Reproduce the data that follows in its entirety, character for character.

[Raw records]
>>>>>
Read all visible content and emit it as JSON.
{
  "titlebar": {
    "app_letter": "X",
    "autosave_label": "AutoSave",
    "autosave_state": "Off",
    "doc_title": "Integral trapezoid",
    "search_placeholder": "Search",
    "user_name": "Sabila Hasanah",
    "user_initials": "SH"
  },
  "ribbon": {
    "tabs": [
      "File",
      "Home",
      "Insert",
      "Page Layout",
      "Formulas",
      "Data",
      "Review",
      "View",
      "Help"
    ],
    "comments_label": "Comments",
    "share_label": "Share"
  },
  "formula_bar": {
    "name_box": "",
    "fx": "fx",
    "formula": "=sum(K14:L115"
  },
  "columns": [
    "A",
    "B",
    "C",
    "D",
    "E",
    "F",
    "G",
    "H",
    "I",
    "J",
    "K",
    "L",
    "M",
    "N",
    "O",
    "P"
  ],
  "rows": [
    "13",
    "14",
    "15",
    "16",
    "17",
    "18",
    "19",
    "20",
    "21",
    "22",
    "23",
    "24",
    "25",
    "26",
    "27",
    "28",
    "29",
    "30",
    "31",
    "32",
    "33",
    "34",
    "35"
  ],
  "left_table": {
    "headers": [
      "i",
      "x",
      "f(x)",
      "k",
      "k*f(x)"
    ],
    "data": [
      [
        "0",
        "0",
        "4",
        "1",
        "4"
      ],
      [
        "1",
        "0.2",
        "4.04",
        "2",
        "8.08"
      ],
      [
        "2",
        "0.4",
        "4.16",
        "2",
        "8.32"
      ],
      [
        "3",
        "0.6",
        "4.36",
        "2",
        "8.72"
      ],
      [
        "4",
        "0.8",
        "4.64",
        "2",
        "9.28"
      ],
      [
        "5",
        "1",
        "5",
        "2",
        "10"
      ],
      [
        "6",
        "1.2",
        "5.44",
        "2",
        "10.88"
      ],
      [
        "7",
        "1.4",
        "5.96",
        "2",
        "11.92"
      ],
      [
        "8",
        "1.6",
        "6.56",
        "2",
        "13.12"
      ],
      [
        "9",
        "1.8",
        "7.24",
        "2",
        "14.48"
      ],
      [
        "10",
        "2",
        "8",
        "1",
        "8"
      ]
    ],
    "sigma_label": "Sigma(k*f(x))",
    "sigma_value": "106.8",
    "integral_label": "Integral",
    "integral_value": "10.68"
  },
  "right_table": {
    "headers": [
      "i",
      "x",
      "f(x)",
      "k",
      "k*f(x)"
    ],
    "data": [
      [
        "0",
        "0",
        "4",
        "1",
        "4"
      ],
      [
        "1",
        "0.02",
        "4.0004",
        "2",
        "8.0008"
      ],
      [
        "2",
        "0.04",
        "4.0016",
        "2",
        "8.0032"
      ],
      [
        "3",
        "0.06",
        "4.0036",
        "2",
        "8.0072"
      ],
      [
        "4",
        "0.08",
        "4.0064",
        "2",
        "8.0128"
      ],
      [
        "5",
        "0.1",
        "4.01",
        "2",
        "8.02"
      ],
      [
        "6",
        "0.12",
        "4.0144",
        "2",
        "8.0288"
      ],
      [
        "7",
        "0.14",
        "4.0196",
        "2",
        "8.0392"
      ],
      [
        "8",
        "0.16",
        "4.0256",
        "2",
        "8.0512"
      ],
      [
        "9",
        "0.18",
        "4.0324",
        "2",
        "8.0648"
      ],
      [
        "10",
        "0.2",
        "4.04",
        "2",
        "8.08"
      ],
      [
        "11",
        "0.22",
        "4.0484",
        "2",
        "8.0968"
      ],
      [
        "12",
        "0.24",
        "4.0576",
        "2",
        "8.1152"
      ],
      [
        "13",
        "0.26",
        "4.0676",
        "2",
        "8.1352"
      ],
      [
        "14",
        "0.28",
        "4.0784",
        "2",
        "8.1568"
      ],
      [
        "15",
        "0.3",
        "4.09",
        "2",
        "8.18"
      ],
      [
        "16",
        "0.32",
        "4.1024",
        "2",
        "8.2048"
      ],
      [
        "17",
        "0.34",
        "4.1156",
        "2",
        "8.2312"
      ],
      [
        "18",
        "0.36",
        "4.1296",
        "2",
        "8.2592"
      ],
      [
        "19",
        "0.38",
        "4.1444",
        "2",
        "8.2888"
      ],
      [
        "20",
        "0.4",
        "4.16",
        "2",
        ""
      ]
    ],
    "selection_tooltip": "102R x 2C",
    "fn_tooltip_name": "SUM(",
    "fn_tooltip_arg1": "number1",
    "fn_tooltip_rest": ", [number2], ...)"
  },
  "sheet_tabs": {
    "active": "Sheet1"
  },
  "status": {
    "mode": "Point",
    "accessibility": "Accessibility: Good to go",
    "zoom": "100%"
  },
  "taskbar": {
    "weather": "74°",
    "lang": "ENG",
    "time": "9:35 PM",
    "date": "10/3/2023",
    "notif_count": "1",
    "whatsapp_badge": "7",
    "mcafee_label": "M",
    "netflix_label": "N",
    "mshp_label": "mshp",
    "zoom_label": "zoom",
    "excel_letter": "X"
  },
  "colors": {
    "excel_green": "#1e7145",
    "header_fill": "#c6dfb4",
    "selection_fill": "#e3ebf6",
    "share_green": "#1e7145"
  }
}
<<<<<
▶ **RESPONSE TO THIS TASK**:
Read all visible content and emit it as JSON.
{
  "titlebar": {
    "app_letter": "X",
    "autosave_label": "AutoSave",
    "autosave_state": "Off",
    "doc_title": "Integral trapezoid",
    "search_placeholder": "Search",
    "user_name": "Sabila Hasanah",
    "user_initials": "SH"
  },
  "ribbon": {
    "tabs": [
      "File",
      "Home",
      "Insert",
      "Page Layout",
      "Formulas",
      "Data",
      "Review",
      "View",
      "Help"
    ],
    "comments_label": "Comments",
    "share_label": "Share"
  },
  "formula_bar": {
    "name_box": "",
    "fx": "fx",
    "formula": "=sum(K14:L115"
  },
  "columns": [
    "A",
    "B",
    "C",
    "D",
    "E",
    "F",
    "G",
    "H",
    "I",
    "J",
    "K",
    "L",
    "M",
    "N",
    "O",
    "P"
  ],
  "rows": [
    "13",
    "14",
    "15",
    "16",
    "17",
    "18",
    "19",
    "20",
    "21",
    "22",
    "23",
    "24",
    "25",
    "26",
    "27",
    "28",
    "29",
    "30",
    "31",
    "32",
    "33",
    "34",
    "35"
  ],
  "left_table": {
    "headers": [
      "i",
      "x",
      "f(x)",
      "k",
      "k*f(x)"
    ],
    "data": [
      [
        "0",
        "0",
        "4",
        "1",
        "4"
      ],
      [
        "1",
        "0.2",
        "4.04",
        "2",
        "8.08"
      ],
      [
        "2",
        "0.4",
        "4.16",
        "2",
        "8.32"
      ],
      [
        "3",
        "0.6",
        "4.36",
        "2",
        "8.72"
      ],
      [
        "4",
        "0.8",
        "4.64",
        "2",
        "9.28"
      ],
      [
        "5",
        "1",
        "5",
        "2",
        "10"
      ],
      [
        "6",
        "1.2",
        "5.44",
        "2",
        "10.88"
      ],
      [
        "7",
        "1.4",
        "5.96",
        "2",
        "11.92"
      ],
      [
        "8",
        "1.6",
        "6.56",
        "2",
        "13.12"
      ],
      [
        "9",
        "1.8",
        "7.24",
        "2",
        "14.48"
      ],
      [
        "10",
        "2",
        "8",
        "1",
        "8"
      ]
    ],
    "sigma_label": "Sigma(k*f(x))",
    "sigma_value": "106.8",
    "integral_label": "Integral",
    "integral_value": "10.68"
  },
  "right_table": {
    "headers": [
      "i",
      "x",
      "f(x)",
      "k",
      "k*f(x)"
    ],
    "data": [
      [
        "0",
        "0",
        "4",
        "1",
        "4"
      ],
      [
        "1",
        "0.02",
        "4.0004",
        "2",
        "8.0008"
      ],
      [
        "2",
        "0.04",
        "4.0016",
        "2",
        "8.0032"
      ],
      [
        "3",
        "0.06",
        "4.0036",
        "2",
        "8.0072"
      ],
      [
        "4",
        "0.08",
        "4.0064",
        "2",
        "8.0128"
      ],
      [
        "5",
        "0.1",
        "4.01",
        "2",
        "8.02"
      ],
      [
        "6",
        "0.12",
        "4.0144",
        "2",
        "8.0288"
      ],
      [
        "7",
        "0.14",
        "4.0196",
        "2",
        "8.0392"
      ],
      [
        "8",
        "0.16",
        "4.0256",
        "2",
        "8.0512"
      ],
      [
        "9",
        "0.18",
        "4.0324",
        "2",
        "8.0648"
      ],
      [
        "10",
        "0.2",
        "4.04",
        "2",
        "8.08"
      ],
      [
        "11",
        "0.22",
        "4.0484",
        "2",
        "8.0968"
      ],
      [
        "12",
        "0.24",
        "4.0576",
        "2",
        "8.1152"
      ],
      [
        "13",
        "0.26",
        "4.0676",
        "2",
        "8.1352"
      ],
      [
        "14",
        "0.28",
        "4.0784",
        "2",
        "8.1568"
      ],
      [
        "15",
        "0.3",
        "4.09",
        "2",
        "8.18"
      ],
      [
        "16",
        "0.32",
        "4.1024",
        "2",
        "8.2048"
      ],
      [
        "17",
        "0.34",
        "4.1156",
        "2",
        "8.2312"
      ],
      [
        "18",
        "0.36",
        "4.1296",
        "2",
        "8.2592"
      ],
      [
        "19",
        "0.38",
        "4.1444",
        "2",
        "8.2888"
      ],
      [
        "20",
        "0.4",
        "4.16",
        "2",
        ""
      ]
    ],
    "selection_tooltip": "102R x 2C",
    "fn_tooltip_name": "SUM(",
    "fn_tooltip_arg1": "number1",
    "fn_tooltip_rest": ", [number2], ...)"
  },
  "sheet_tabs": {
    "active": "Sheet1"
  },
  "status": {
    "mode": "Point",
    "accessibility": "Accessibility: Good to go",
    "zoom": "100%"
  },
  "taskbar": {
    "weather": "74°",
    "lang": "ENG",
    "time": "9:35 PM",
    "date": "10/3/2023",
    "notif_count": "1",
    "whatsapp_badge": "7",
    "mcafee_label": "M",
    "netflix_label": "N",
    "mshp_label": "mshp",
    "zoom_label": "zoom",
    "excel_letter": "X"
  },
  "colors": {
    "excel_green": "#1e7145",
    "header_fill": "#c6dfb4",
    "selection_fill": "#e3ebf6",
    "share_green": "#1e7145"
  }
}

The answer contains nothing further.